##### Dataset content

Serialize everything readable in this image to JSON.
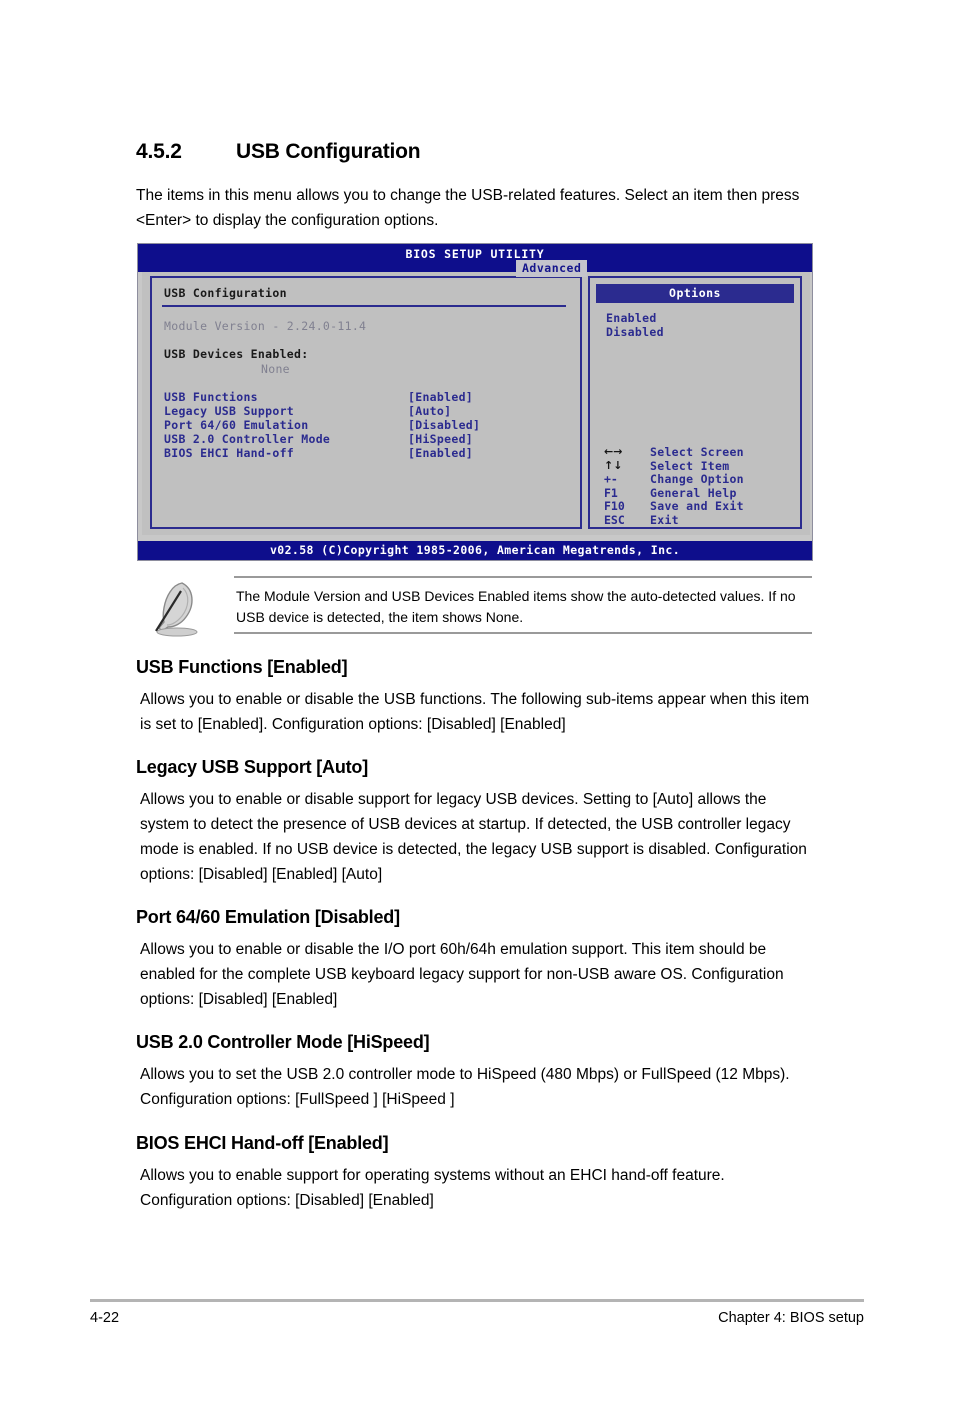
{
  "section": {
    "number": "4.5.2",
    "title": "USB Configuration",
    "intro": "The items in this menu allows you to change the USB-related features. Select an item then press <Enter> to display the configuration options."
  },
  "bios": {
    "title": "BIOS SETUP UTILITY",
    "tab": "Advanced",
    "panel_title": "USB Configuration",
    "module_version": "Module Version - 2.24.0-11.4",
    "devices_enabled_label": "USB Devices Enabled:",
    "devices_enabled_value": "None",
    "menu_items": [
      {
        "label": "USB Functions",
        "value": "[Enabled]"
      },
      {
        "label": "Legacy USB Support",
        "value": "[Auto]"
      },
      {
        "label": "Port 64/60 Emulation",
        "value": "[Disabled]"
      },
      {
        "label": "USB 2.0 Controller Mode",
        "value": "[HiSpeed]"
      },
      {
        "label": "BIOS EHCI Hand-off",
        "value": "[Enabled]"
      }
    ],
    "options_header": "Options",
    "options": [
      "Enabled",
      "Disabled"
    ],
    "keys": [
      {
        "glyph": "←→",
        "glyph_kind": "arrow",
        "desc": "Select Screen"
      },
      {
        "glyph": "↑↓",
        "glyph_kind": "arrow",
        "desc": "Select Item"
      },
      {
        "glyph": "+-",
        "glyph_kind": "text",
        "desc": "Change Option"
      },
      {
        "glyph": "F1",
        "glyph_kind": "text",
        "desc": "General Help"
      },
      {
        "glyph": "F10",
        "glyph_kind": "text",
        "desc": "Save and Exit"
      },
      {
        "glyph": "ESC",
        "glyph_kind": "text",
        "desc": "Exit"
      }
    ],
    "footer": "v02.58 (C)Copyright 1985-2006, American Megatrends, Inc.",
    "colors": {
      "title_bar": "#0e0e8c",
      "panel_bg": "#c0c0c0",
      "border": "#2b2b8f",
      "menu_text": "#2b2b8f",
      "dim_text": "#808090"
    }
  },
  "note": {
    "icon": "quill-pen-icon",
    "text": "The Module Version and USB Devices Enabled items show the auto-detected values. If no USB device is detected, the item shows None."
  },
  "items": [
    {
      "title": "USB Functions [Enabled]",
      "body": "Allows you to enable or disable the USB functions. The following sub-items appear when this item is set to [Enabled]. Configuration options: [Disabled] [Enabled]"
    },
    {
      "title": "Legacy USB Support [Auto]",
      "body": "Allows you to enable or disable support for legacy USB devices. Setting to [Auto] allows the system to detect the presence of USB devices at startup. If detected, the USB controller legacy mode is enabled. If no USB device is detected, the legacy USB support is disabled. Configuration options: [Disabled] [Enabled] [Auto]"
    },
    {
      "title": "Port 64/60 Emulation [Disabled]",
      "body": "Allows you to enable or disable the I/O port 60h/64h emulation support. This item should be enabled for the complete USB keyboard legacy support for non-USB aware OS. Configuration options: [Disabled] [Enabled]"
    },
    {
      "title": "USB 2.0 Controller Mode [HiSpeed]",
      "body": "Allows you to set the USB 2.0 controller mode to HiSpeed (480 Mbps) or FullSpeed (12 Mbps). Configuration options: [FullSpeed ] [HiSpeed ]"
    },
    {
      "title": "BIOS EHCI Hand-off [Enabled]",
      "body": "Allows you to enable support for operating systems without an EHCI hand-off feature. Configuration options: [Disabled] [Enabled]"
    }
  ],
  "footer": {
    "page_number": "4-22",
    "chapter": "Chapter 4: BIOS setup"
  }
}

##########
##### Dataset content

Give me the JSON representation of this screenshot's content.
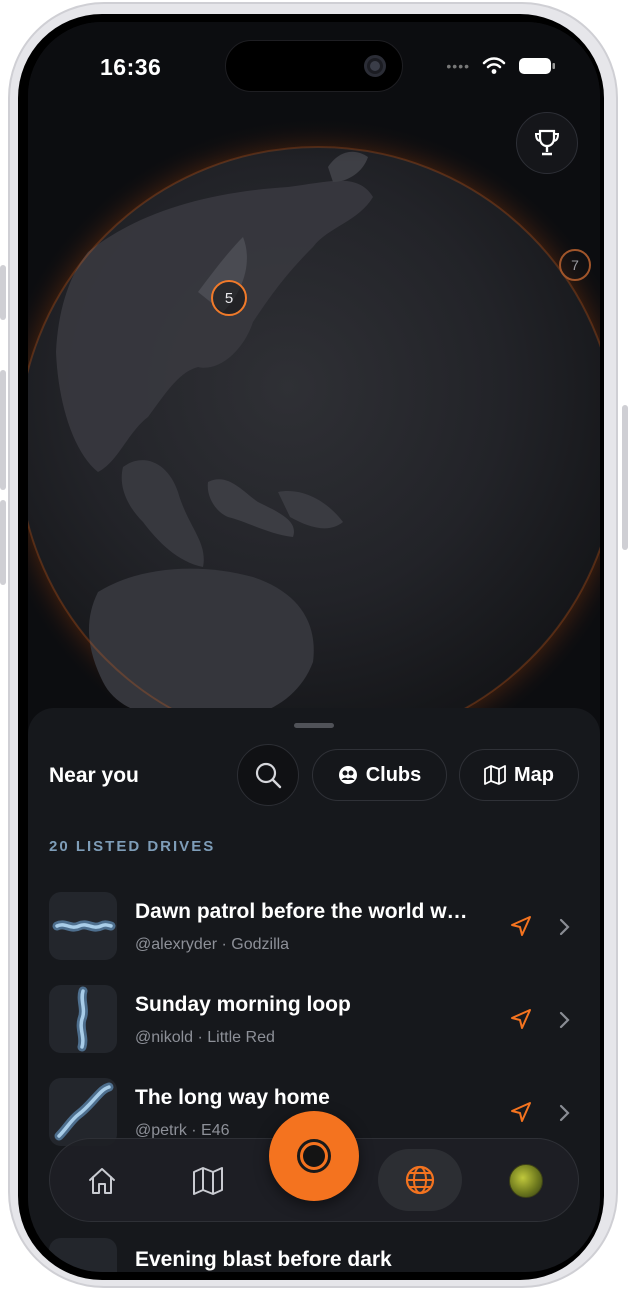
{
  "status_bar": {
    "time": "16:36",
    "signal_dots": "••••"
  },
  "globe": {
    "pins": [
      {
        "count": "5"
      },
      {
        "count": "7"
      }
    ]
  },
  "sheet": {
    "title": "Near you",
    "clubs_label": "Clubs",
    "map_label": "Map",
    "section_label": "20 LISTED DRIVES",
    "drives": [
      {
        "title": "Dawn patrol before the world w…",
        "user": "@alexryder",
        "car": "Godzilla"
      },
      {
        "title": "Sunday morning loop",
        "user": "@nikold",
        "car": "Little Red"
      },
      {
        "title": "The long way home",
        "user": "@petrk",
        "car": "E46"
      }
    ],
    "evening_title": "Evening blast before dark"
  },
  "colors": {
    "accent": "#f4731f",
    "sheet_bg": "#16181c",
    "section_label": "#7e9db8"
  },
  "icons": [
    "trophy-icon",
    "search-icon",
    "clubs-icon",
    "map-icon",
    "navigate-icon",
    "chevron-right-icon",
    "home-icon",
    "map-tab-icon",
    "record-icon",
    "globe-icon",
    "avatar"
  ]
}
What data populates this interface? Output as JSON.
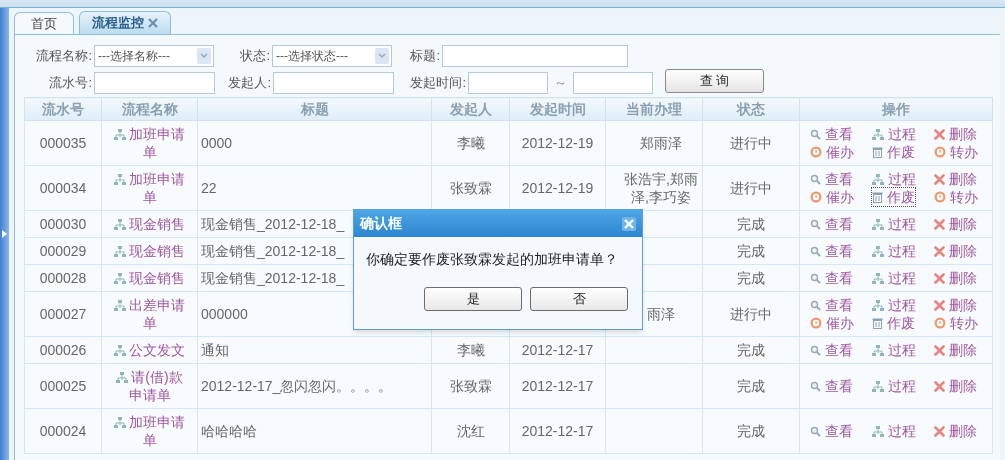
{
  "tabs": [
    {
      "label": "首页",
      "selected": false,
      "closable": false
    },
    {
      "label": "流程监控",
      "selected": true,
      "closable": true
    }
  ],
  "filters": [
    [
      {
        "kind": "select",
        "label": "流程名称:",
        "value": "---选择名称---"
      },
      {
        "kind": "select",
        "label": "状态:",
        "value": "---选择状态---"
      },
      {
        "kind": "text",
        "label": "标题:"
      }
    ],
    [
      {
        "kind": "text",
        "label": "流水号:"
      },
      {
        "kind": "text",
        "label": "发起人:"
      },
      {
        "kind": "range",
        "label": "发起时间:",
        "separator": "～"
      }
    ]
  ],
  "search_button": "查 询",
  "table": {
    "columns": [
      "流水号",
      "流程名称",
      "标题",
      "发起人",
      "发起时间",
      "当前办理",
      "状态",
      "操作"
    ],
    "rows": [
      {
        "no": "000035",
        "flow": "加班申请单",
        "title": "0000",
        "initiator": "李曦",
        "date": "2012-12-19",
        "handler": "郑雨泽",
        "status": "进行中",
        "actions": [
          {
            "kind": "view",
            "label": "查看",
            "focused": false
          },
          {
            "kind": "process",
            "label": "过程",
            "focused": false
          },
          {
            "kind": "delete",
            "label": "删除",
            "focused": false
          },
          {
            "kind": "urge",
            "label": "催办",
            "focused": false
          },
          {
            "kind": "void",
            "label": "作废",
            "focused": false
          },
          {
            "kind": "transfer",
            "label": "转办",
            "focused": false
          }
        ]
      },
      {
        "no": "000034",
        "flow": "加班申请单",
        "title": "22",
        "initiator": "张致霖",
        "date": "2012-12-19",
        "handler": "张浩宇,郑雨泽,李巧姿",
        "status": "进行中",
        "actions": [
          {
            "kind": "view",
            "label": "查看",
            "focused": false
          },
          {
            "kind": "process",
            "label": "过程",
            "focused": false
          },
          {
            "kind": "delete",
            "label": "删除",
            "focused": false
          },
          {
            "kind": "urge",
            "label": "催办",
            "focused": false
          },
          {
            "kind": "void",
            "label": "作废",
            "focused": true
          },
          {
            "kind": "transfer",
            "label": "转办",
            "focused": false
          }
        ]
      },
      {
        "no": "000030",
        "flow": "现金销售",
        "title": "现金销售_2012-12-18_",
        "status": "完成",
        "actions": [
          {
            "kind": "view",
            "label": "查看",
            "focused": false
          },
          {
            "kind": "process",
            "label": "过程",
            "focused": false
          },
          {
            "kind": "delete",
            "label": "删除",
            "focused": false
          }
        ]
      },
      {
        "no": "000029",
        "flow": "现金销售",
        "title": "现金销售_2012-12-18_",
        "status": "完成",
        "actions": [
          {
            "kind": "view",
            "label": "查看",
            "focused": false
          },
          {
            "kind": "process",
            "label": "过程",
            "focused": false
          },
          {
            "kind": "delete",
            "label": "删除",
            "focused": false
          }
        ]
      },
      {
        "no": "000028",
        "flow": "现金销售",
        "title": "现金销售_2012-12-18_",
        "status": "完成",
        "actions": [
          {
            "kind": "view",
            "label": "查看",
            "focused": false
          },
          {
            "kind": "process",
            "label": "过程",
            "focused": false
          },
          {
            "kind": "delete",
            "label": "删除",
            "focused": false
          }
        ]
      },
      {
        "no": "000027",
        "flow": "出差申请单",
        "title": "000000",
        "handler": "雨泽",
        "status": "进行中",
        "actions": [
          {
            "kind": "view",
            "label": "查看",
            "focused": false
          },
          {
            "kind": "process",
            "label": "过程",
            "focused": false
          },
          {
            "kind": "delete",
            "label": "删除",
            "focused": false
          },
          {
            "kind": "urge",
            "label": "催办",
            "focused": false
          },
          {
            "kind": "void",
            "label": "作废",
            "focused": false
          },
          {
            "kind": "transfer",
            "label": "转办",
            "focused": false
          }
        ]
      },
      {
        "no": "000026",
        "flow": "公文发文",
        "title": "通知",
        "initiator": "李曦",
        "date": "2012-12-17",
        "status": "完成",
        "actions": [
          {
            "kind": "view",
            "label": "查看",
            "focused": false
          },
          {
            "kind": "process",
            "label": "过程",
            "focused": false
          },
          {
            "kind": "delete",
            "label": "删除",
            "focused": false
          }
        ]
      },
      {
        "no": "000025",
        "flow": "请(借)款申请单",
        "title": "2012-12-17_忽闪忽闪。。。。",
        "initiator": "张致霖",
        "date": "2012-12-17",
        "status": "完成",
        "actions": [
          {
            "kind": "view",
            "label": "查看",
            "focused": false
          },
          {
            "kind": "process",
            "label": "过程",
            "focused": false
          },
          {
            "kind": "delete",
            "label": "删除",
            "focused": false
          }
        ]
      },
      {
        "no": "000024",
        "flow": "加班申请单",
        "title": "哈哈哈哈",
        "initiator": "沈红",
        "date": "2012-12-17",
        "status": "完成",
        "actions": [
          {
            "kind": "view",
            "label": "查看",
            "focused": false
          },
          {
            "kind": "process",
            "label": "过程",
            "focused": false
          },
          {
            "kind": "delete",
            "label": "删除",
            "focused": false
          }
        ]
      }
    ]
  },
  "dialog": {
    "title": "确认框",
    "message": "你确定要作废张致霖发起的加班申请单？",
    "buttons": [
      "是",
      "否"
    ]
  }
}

##########
##### Dataset content

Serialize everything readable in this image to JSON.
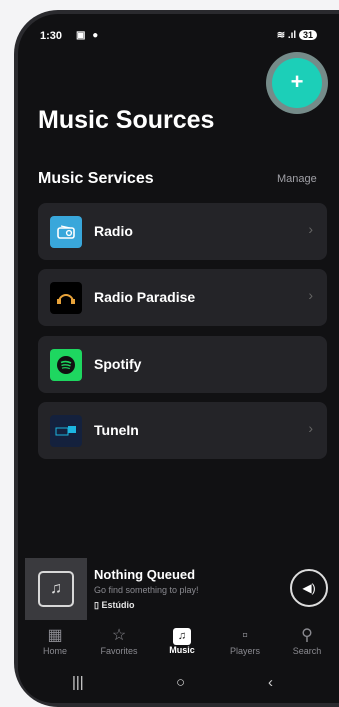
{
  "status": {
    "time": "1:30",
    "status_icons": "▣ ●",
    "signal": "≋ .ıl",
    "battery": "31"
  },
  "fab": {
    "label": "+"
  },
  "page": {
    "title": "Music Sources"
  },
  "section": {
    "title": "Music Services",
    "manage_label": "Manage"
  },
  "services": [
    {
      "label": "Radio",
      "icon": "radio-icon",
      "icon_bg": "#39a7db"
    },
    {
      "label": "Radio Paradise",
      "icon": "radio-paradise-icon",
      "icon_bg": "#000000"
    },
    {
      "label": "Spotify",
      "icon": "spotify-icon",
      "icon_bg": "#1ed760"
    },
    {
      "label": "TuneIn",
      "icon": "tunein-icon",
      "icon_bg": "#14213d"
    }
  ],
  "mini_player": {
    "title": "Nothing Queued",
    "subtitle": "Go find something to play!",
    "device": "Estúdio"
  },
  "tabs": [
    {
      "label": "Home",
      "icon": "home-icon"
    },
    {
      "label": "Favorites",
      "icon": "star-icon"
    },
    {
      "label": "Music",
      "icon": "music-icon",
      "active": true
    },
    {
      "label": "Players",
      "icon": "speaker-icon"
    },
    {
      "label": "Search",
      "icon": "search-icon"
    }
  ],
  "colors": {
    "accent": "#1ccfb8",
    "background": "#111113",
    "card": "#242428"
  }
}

##########

- **Job**
Which lines include the word "true"? List them all.

- **Result for this task**
      "selected": true,
      "closable": true
            "focused": true
      "active": true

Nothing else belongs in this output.